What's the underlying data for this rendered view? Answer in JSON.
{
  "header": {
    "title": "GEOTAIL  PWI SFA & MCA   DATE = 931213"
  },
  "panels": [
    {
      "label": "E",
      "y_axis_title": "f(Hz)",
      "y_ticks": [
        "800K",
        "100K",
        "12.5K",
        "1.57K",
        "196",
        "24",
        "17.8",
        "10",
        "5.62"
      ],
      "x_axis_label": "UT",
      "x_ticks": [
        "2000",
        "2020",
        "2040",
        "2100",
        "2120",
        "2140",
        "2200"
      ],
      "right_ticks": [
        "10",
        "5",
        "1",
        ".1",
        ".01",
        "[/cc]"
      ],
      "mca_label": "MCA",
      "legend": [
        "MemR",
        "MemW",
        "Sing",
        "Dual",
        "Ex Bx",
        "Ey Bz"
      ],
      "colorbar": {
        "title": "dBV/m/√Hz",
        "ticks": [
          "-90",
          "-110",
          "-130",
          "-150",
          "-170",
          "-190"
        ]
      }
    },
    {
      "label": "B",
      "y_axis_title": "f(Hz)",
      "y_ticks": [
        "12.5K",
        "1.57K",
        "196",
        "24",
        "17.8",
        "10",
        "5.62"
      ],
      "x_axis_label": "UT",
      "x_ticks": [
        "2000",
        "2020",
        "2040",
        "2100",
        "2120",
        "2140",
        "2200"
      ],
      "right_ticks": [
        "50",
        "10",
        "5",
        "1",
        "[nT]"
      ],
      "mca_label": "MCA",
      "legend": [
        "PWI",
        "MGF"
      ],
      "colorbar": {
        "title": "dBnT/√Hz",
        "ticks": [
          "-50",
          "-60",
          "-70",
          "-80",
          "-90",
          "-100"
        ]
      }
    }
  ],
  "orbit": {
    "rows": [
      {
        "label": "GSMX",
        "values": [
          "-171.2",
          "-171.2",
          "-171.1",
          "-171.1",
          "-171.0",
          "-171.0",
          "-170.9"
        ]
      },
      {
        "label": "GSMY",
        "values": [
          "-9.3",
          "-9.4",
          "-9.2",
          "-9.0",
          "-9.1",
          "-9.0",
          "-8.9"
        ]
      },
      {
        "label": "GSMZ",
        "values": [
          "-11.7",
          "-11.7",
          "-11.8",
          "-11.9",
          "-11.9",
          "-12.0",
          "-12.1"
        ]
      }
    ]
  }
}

...

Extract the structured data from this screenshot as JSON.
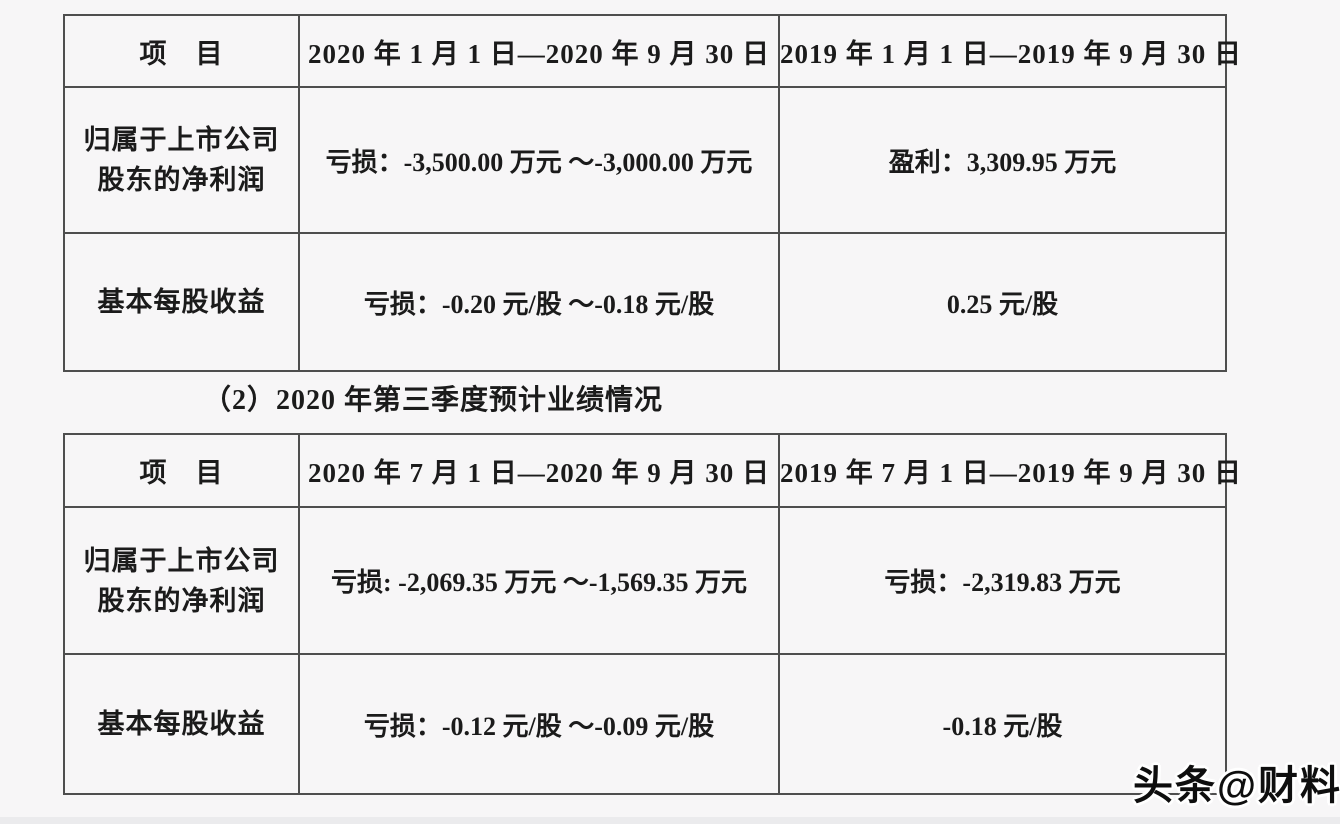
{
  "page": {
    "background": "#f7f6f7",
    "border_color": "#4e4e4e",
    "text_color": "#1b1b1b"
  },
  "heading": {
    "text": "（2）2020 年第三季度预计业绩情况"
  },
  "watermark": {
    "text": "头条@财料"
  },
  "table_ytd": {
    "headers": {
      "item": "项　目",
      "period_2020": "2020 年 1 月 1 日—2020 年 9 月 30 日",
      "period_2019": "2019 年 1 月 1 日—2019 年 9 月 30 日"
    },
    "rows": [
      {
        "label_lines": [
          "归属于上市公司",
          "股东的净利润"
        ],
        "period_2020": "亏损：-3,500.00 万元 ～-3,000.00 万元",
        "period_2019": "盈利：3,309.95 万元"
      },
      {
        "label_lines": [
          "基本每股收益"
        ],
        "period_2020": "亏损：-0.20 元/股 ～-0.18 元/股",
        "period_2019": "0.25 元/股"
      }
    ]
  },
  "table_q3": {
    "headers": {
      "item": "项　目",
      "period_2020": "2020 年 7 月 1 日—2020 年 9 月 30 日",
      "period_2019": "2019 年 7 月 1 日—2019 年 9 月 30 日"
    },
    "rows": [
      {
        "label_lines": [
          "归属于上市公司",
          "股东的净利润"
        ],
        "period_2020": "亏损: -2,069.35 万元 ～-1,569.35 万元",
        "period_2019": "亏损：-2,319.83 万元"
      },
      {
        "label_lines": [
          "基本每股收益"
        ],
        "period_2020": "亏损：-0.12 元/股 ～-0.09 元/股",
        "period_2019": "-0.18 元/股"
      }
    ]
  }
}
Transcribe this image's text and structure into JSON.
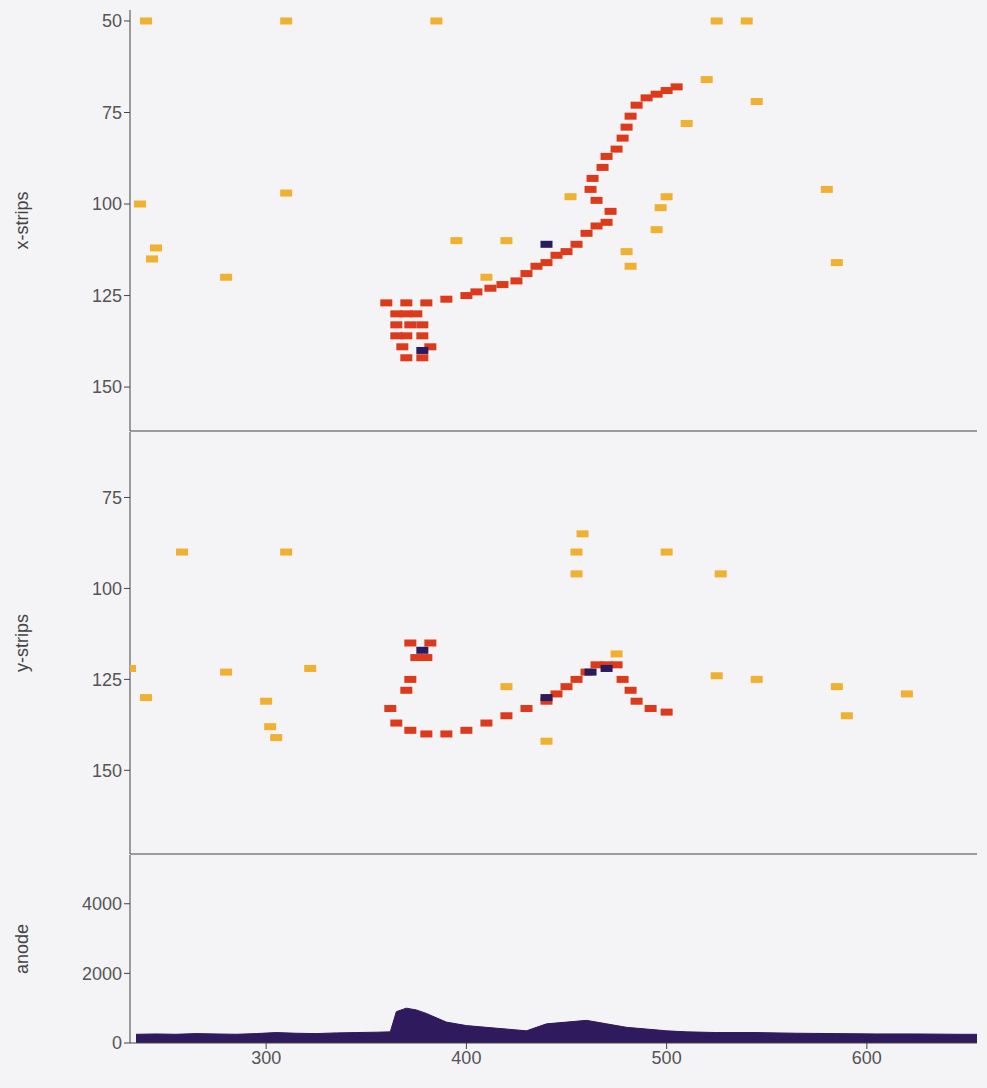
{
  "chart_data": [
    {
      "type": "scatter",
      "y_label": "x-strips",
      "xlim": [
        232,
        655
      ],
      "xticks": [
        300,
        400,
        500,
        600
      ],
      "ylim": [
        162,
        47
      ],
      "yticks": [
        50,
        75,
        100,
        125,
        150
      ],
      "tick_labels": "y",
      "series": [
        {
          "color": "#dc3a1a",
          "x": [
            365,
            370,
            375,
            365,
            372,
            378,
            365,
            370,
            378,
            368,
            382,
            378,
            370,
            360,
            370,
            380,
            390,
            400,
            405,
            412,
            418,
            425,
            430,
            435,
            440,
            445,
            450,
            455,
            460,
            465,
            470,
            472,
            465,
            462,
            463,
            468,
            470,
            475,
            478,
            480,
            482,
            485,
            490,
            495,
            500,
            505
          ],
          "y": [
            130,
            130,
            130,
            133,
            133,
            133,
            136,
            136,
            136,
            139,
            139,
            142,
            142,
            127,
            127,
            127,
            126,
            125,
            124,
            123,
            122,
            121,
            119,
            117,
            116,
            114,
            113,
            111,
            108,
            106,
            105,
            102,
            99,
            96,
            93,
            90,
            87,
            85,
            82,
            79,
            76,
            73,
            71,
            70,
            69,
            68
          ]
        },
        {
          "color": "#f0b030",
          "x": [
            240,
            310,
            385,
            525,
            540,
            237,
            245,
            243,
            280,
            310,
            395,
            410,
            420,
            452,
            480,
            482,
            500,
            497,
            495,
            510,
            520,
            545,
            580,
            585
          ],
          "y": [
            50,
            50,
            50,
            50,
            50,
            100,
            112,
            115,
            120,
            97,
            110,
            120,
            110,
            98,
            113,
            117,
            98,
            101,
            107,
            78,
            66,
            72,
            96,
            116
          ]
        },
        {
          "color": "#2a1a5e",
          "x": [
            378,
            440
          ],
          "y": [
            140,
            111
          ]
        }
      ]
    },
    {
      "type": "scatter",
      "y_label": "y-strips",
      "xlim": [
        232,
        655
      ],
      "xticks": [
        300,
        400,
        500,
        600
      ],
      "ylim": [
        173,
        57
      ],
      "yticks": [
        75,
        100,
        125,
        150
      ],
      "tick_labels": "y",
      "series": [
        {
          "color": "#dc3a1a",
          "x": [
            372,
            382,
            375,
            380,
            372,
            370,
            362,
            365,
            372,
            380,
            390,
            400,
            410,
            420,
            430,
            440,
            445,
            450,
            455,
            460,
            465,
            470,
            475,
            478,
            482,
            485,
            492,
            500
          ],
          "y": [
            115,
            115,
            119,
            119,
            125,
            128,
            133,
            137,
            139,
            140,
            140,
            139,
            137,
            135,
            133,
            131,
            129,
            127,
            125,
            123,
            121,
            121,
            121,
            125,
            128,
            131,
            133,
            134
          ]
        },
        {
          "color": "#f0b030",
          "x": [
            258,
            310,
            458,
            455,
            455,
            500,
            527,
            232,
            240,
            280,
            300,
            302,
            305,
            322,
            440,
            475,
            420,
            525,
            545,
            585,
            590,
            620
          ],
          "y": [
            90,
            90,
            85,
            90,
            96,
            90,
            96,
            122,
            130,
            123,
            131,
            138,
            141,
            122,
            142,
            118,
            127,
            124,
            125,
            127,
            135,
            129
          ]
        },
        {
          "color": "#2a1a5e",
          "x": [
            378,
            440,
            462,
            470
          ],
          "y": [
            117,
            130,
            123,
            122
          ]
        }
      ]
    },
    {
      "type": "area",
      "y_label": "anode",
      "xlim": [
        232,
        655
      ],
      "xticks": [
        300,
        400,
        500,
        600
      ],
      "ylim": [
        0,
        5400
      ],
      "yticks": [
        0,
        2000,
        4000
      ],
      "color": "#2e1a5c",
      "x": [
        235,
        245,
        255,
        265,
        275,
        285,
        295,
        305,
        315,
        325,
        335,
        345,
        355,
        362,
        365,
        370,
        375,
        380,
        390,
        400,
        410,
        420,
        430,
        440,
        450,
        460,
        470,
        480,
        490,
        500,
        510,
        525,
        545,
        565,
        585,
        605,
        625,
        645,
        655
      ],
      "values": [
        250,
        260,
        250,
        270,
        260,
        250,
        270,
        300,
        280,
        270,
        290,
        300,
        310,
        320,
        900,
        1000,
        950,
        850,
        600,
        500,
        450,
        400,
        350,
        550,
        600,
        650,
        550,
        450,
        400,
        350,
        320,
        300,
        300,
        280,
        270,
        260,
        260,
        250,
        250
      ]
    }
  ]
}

▸ **WRITTEN REQUEST**:
Find the word "this" in the material, then list each line that holds it.

▸ **WORKED ANSWER**:
What's the underlying data for this rendered view? Answer in JSON.
Extract the structured data from this screenshot as JSON.
Transcribe this image's text and structure into JSON.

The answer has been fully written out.